*Text block*:

And yes, some people always want to be nosey and dig for more information!

OP posts:
Autumnvibes23 · 26/10/2023 18:48

CelestialCandyCane · 26/10/2023 18:42

It’s extremely difficult. I would say to try to always stay calm but firm. Record sessions and meetings if you can just in case things get lied about or are just unclear - you can then transcribe the recording as proof.
Remove emotion from dealings with authorities- they can be quick to label parents as erratic or unstable so don’t give them any ammunition, take their advice and requests on board and try to comply as long as it’s in the best interests of the child. It’s a long game that’s for sure but parents can and do get their dc back x

Thank you for the advice, it is much appreciated.

OP posts:
Hotchocolate2023 · 26/10/2023 18:49

I have autistic children and have absolutely been there with it all going a bit wrong and getting flustered. It is hard enough when strangers are watching, let alone you are being supervised by someone fairly important. Your DF sounds like they have done a fabulous job in difficult circumstances.

The supervisor should be empathetic and supportive. They should be observing how mum problem solves and only step in in the moment if 100% necessary. My autistic DC would never have coped with 3 people and a very tense atmosphere. Backing off as far as reasonable would have been the most helpful thing she could have done.

Autumnvibes23 · 26/10/2023 18:50

PaperDoIIs · 26/10/2023 18:42

By the sounds of it she was massively overstepping, but that can happen. Both you and your friend need some stock phrases to politely rebuff her rather than endless arguments ,explanations and debates and giving the impression you are flailing around. You also need to try your hardest not to step in and let the mum show she is in control ,knows what she's doing and she can manage by herself.

Simple things like "this is what was agreed with FC and SS." , "I have done this before and it works", thank you but..." , ask for alternatives/options ,if none available just say what you are going to do.

Ideally , you'd have someone that did their role properly, but your friend needs to learn to manage. Both being questioned/challenged and her anxiety. This will happen again with various people so she needs to work on it and herself.

Thank you for the advice, it's very useful.

OP posts:
Autumnvibes23 · 26/10/2023 18:54

Hotchocolate2023 · 26/10/2023 18:49

I have autistic children and have absolutely been there with it all going a bit wrong and getting flustered. It is hard enough when strangers are watching, let alone you are being supervised by someone fairly important. Your DF sounds like they have done a fabulous job in difficult circumstances.

The supervisor should be empathetic and supportive. They should be observing how mum problem solves and only step in in the moment if 100% necessary. My autistic DC would never have coped with 3 people and a very tense atmosphere. Backing off as far as reasonable would have been the most helpful thing she could have done.

Honestly, I'm in awe of how she manages it because I've often been in that experience when you want the ground to swallow you up and the last thing you want is a stranger watching you and then going on and on at you when you just want a minute to breathe!

OP posts:
needtonamechangeforthis1 · 26/10/2023 20:57

@GrettaGreen you would think that that's how it would work but it isn't always that simple!

I know of a situation where children were in foster care and their parent was living in a rented room in a house share. They couldn't get a private rental. On housing list. Housing wouldn't move them up the list because they didn't have the kids in their care. SS wouldn't return children until housing was sorted.
It took getting the MP involved to get it resolved.

Autumnvibes23 · 27/10/2023 06:35

needtonamechangeforthis1 · 26/10/2023 20:57

@GrettaGreen you would think that that's how it would work but it isn't always that simple!

I know of a situation where children were in foster care and their parent was living in a rented room in a house share. They couldn't get a private rental. On housing list. Housing wouldn't move them up the list because they didn't have the kids in their care. SS wouldn't return children until housing was sorted.
It took getting the MP involved to get it resolved.

It really often isn't that simple, atall. It's good to hear the MP got it sorted, though.

*Complete the following*:
1. In the forum thread, what did it take to resolve the situation where children stayed in foster care until the parent's housing was sorted?
2. Please rewrite the paragraph in the forum thread beginning "By the sounds of it she was massively overstepping" as a short bulleted list that keeps its main points.
3. According to the forum thread, why should parents record sessions and meetings if they can?

*Input data*:
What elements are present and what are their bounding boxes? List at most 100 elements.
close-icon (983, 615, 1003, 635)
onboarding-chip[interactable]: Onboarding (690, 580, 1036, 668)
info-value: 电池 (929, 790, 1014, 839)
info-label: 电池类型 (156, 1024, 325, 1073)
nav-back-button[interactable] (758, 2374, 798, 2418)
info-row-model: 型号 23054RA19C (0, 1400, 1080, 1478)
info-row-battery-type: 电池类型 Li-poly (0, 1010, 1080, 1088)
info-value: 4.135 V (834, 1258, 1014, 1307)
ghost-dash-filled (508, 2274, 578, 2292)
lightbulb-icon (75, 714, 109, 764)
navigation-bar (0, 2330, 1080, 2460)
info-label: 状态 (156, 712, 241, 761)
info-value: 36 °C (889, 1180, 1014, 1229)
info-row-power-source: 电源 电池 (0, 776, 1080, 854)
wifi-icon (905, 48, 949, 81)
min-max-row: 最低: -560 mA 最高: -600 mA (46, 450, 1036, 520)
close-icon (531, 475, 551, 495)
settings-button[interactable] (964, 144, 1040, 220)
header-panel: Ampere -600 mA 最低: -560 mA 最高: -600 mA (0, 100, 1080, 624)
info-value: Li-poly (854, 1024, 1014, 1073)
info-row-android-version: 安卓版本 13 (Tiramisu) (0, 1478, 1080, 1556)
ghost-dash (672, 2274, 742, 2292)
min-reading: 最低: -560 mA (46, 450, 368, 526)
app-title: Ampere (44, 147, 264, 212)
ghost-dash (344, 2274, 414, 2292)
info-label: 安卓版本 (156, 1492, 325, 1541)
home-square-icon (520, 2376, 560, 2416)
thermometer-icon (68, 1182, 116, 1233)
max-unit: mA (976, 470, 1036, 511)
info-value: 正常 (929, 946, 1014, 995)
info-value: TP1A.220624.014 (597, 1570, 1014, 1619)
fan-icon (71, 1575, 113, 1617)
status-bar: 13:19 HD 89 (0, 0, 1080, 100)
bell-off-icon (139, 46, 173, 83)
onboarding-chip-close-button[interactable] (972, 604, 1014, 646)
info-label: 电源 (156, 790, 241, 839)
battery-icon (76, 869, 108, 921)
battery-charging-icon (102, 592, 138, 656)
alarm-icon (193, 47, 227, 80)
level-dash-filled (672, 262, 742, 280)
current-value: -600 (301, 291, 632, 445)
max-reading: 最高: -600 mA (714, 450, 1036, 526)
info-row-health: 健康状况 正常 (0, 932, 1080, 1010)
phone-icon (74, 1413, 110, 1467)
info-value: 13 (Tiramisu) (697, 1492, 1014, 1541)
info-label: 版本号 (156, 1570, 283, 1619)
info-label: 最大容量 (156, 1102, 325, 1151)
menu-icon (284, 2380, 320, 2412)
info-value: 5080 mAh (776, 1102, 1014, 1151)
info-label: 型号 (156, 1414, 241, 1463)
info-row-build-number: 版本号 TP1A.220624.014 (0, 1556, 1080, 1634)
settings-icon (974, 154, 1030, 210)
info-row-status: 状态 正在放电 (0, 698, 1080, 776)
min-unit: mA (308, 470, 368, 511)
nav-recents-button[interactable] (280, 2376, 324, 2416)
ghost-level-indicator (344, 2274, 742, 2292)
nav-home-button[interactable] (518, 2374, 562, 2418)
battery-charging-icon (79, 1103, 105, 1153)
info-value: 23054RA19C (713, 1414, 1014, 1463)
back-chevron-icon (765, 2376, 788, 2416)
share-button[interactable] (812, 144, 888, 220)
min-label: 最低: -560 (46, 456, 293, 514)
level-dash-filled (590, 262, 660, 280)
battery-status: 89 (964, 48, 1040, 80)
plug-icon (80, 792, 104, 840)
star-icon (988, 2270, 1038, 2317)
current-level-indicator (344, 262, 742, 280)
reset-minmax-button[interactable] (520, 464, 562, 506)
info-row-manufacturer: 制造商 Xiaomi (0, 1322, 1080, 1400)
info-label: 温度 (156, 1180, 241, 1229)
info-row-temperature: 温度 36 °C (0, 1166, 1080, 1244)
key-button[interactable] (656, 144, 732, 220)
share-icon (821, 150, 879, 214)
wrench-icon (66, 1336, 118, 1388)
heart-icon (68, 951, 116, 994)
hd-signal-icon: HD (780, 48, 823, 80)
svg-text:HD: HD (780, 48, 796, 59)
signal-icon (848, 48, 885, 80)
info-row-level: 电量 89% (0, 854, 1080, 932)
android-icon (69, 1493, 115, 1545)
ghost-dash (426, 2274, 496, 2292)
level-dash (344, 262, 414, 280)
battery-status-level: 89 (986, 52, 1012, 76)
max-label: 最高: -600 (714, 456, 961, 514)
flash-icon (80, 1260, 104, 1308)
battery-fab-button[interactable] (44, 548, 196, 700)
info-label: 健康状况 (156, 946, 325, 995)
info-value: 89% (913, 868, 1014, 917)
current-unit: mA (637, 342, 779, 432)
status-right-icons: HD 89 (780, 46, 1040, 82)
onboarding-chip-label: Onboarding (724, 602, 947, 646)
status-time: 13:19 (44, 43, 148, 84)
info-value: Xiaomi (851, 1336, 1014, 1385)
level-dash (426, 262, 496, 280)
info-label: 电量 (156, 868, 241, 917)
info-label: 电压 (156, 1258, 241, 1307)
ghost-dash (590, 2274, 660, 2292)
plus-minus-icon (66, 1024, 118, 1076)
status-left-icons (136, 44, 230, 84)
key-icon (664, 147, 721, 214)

*Task answers*:
1. It took getting the MP involved.

2.
- The supervisor seems to have been massively overstepping, though that can happen.
- You and your friend need some stock phrases to politely rebuff her, rather than getting into endless arguments, explanations and debates that give the impression you are flailing around.
- You should try your hardest not to step in, so the mum can show she is in control, knows what she's doing and can manage by herself.

3. Recording is advised in case things get lied about or are unclear. The recording can then be transcribed as proof.